Begin
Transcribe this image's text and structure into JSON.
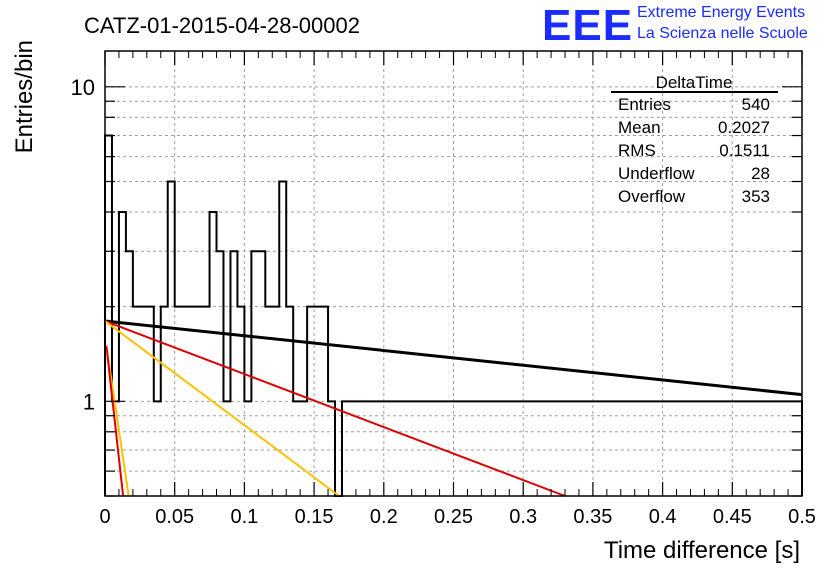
{
  "logo": {
    "mark": "EEE",
    "line1": "Extreme Energy Events",
    "line2": "La Scienza nelle Scuole",
    "color": "#1a2cff"
  },
  "chart_data": {
    "type": "histogram",
    "title": "CATZ-01-2015-04-28-00002",
    "xlabel": "Time difference [s]",
    "ylabel": "Entries/bin",
    "xlim": [
      0,
      0.5
    ],
    "ylim": [
      0.5,
      13
    ],
    "yscale": "log",
    "grid": true,
    "x_ticks": [
      "0",
      "0.05",
      "0.1",
      "0.15",
      "0.2",
      "0.25",
      "0.3",
      "0.35",
      "0.4",
      "0.45",
      "0.5"
    ],
    "y_ticks": [
      {
        "value": 1,
        "label": "1"
      },
      {
        "value": 10,
        "label": "10"
      }
    ],
    "bin_width": 0.005,
    "bins": [
      {
        "x": 0.0,
        "y": 7
      },
      {
        "x": 0.005,
        "y": 1
      },
      {
        "x": 0.01,
        "y": 4
      },
      {
        "x": 0.015,
        "y": 3
      },
      {
        "x": 0.02,
        "y": 2
      },
      {
        "x": 0.025,
        "y": 2
      },
      {
        "x": 0.03,
        "y": 2
      },
      {
        "x": 0.035,
        "y": 1
      },
      {
        "x": 0.04,
        "y": 2
      },
      {
        "x": 0.045,
        "y": 5
      },
      {
        "x": 0.05,
        "y": 2
      },
      {
        "x": 0.055,
        "y": 2
      },
      {
        "x": 0.06,
        "y": 2
      },
      {
        "x": 0.065,
        "y": 2
      },
      {
        "x": 0.07,
        "y": 2
      },
      {
        "x": 0.075,
        "y": 4
      },
      {
        "x": 0.08,
        "y": 3
      },
      {
        "x": 0.085,
        "y": 1
      },
      {
        "x": 0.09,
        "y": 3
      },
      {
        "x": 0.095,
        "y": 2
      },
      {
        "x": 0.1,
        "y": 1
      },
      {
        "x": 0.105,
        "y": 3
      },
      {
        "x": 0.11,
        "y": 3
      },
      {
        "x": 0.115,
        "y": 2
      },
      {
        "x": 0.12,
        "y": 2
      },
      {
        "x": 0.125,
        "y": 5
      },
      {
        "x": 0.13,
        "y": 2
      },
      {
        "x": 0.135,
        "y": 1
      },
      {
        "x": 0.14,
        "y": 1
      },
      {
        "x": 0.145,
        "y": 2
      },
      {
        "x": 0.15,
        "y": 2
      },
      {
        "x": 0.155,
        "y": 2
      },
      {
        "x": 0.16,
        "y": 1
      },
      {
        "x": 0.165,
        "y": 0.5
      },
      {
        "x": 0.17,
        "y": 1
      },
      {
        "x": 0.175,
        "y": 1
      },
      {
        "x": 0.18,
        "y": 1
      },
      {
        "x": 0.185,
        "y": 1
      },
      {
        "x": 0.19,
        "y": 1
      },
      {
        "x": 0.195,
        "y": 1
      },
      {
        "x": 0.2,
        "y": 1
      },
      {
        "x": 0.205,
        "y": 1
      },
      {
        "x": 0.21,
        "y": 1
      },
      {
        "x": 0.215,
        "y": 1
      },
      {
        "x": 0.22,
        "y": 1
      },
      {
        "x": 0.225,
        "y": 1
      },
      {
        "x": 0.23,
        "y": 1
      },
      {
        "x": 0.235,
        "y": 1
      },
      {
        "x": 0.24,
        "y": 1
      },
      {
        "x": 0.245,
        "y": 1
      },
      {
        "x": 0.25,
        "y": 1
      },
      {
        "x": 0.255,
        "y": 1
      },
      {
        "x": 0.26,
        "y": 1
      },
      {
        "x": 0.265,
        "y": 1
      },
      {
        "x": 0.27,
        "y": 1
      },
      {
        "x": 0.275,
        "y": 1
      },
      {
        "x": 0.28,
        "y": 1
      },
      {
        "x": 0.285,
        "y": 1
      },
      {
        "x": 0.29,
        "y": 1
      },
      {
        "x": 0.295,
        "y": 1
      },
      {
        "x": 0.3,
        "y": 1
      },
      {
        "x": 0.305,
        "y": 1
      },
      {
        "x": 0.31,
        "y": 1
      },
      {
        "x": 0.315,
        "y": 1
      },
      {
        "x": 0.32,
        "y": 1
      },
      {
        "x": 0.325,
        "y": 1
      },
      {
        "x": 0.33,
        "y": 1
      },
      {
        "x": 0.335,
        "y": 1
      },
      {
        "x": 0.34,
        "y": 1
      },
      {
        "x": 0.345,
        "y": 1
      },
      {
        "x": 0.35,
        "y": 1
      },
      {
        "x": 0.355,
        "y": 1
      },
      {
        "x": 0.36,
        "y": 1
      },
      {
        "x": 0.365,
        "y": 1
      },
      {
        "x": 0.37,
        "y": 1
      },
      {
        "x": 0.375,
        "y": 1
      },
      {
        "x": 0.38,
        "y": 1
      },
      {
        "x": 0.385,
        "y": 1
      },
      {
        "x": 0.39,
        "y": 1
      },
      {
        "x": 0.395,
        "y": 1
      },
      {
        "x": 0.4,
        "y": 1
      },
      {
        "x": 0.405,
        "y": 1
      },
      {
        "x": 0.41,
        "y": 1
      },
      {
        "x": 0.415,
        "y": 1
      },
      {
        "x": 0.42,
        "y": 1
      },
      {
        "x": 0.425,
        "y": 1
      },
      {
        "x": 0.43,
        "y": 1
      },
      {
        "x": 0.435,
        "y": 1
      },
      {
        "x": 0.44,
        "y": 1
      },
      {
        "x": 0.445,
        "y": 1
      },
      {
        "x": 0.45,
        "y": 1
      },
      {
        "x": 0.455,
        "y": 1
      },
      {
        "x": 0.46,
        "y": 1
      },
      {
        "x": 0.465,
        "y": 1
      },
      {
        "x": 0.47,
        "y": 1
      },
      {
        "x": 0.475,
        "y": 1
      },
      {
        "x": 0.48,
        "y": 1
      },
      {
        "x": 0.485,
        "y": 1
      },
      {
        "x": 0.49,
        "y": 1
      },
      {
        "x": 0.495,
        "y": 1
      }
    ],
    "fit_curves": [
      {
        "color": "#000000",
        "points": [
          [
            0,
            1.8
          ],
          [
            0.5,
            1.05
          ]
        ]
      },
      {
        "color": "#dd0000",
        "points": [
          [
            0,
            1.8
          ],
          [
            0.33,
            0.5
          ]
        ]
      },
      {
        "color": "#ffc000",
        "points": [
          [
            0,
            1.8
          ],
          [
            0.168,
            0.5
          ]
        ]
      },
      {
        "color": "#ffc000",
        "points": [
          [
            0.001,
            1.5
          ],
          [
            0.017,
            0.5
          ]
        ]
      },
      {
        "color": "#dd0000",
        "points": [
          [
            0.001,
            1.5
          ],
          [
            0.013,
            0.5
          ]
        ]
      }
    ],
    "stats": {
      "title": "DeltaTime",
      "rows": [
        {
          "label": "Entries",
          "value": "540"
        },
        {
          "label": "Mean",
          "value": "0.2027"
        },
        {
          "label": "RMS",
          "value": "0.1511"
        },
        {
          "label": "Underflow",
          "value": "28"
        },
        {
          "label": "Overflow",
          "value": "353"
        }
      ]
    }
  }
}
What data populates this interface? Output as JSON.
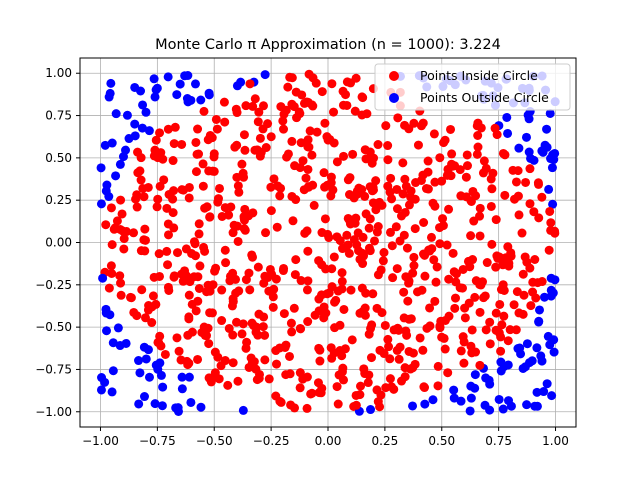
{
  "chart_data": {
    "type": "scatter",
    "title": "Monte Carlo π Approximation (n = 1000): 3.224",
    "xlabel": "",
    "ylabel": "",
    "xlim": [
      -1.09,
      1.09
    ],
    "ylim": [
      -1.09,
      1.09
    ],
    "grid": true,
    "legend_position": "top-right",
    "x_ticks": [
      "−1.00",
      "−0.75",
      "−0.50",
      "−0.25",
      "0.00",
      "0.25",
      "0.50",
      "0.75",
      "1.00"
    ],
    "y_ticks": [
      "−1.00",
      "−0.75",
      "−0.50",
      "−0.25",
      "0.00",
      "0.25",
      "0.50",
      "0.75",
      "1.00"
    ],
    "n": 1000,
    "estimate": 3.224,
    "series": [
      {
        "name": "Points Inside Circle",
        "color": "#ff0000",
        "count": 806
      },
      {
        "name": "Points Outside Circle",
        "color": "#0000ff",
        "count": 194
      }
    ]
  }
}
End
- **PROBLEM TO WORK ON**:
The copy should hold exactly the lines from the line containing "What data populates" through the end of the data, both ends included, and no pictures.

- **ANSWER FOR THIS EXERCISE**:
What data populates this interface? Output as JSON.
{
  "chart_data": {
    "type": "scatter",
    "title": "Monte Carlo π Approximation (n = 1000): 3.224",
    "xlabel": "",
    "ylabel": "",
    "xlim": [
      -1.09,
      1.09
    ],
    "ylim": [
      -1.09,
      1.09
    ],
    "grid": true,
    "legend_position": "top-right",
    "x_ticks": [
      "−1.00",
      "−0.75",
      "−0.50",
      "−0.25",
      "0.00",
      "0.25",
      "0.50",
      "0.75",
      "1.00"
    ],
    "y_ticks": [
      "−1.00",
      "−0.75",
      "−0.50",
      "−0.25",
      "0.00",
      "0.25",
      "0.50",
      "0.75",
      "1.00"
    ],
    "n": 1000,
    "estimate": 3.224,
    "series": [
      {
        "name": "Points Inside Circle",
        "color": "#ff0000",
        "count": 806
      },
      {
        "name": "Points Outside Circle",
        "color": "#0000ff",
        "count": 194
      }
    ]
  }
}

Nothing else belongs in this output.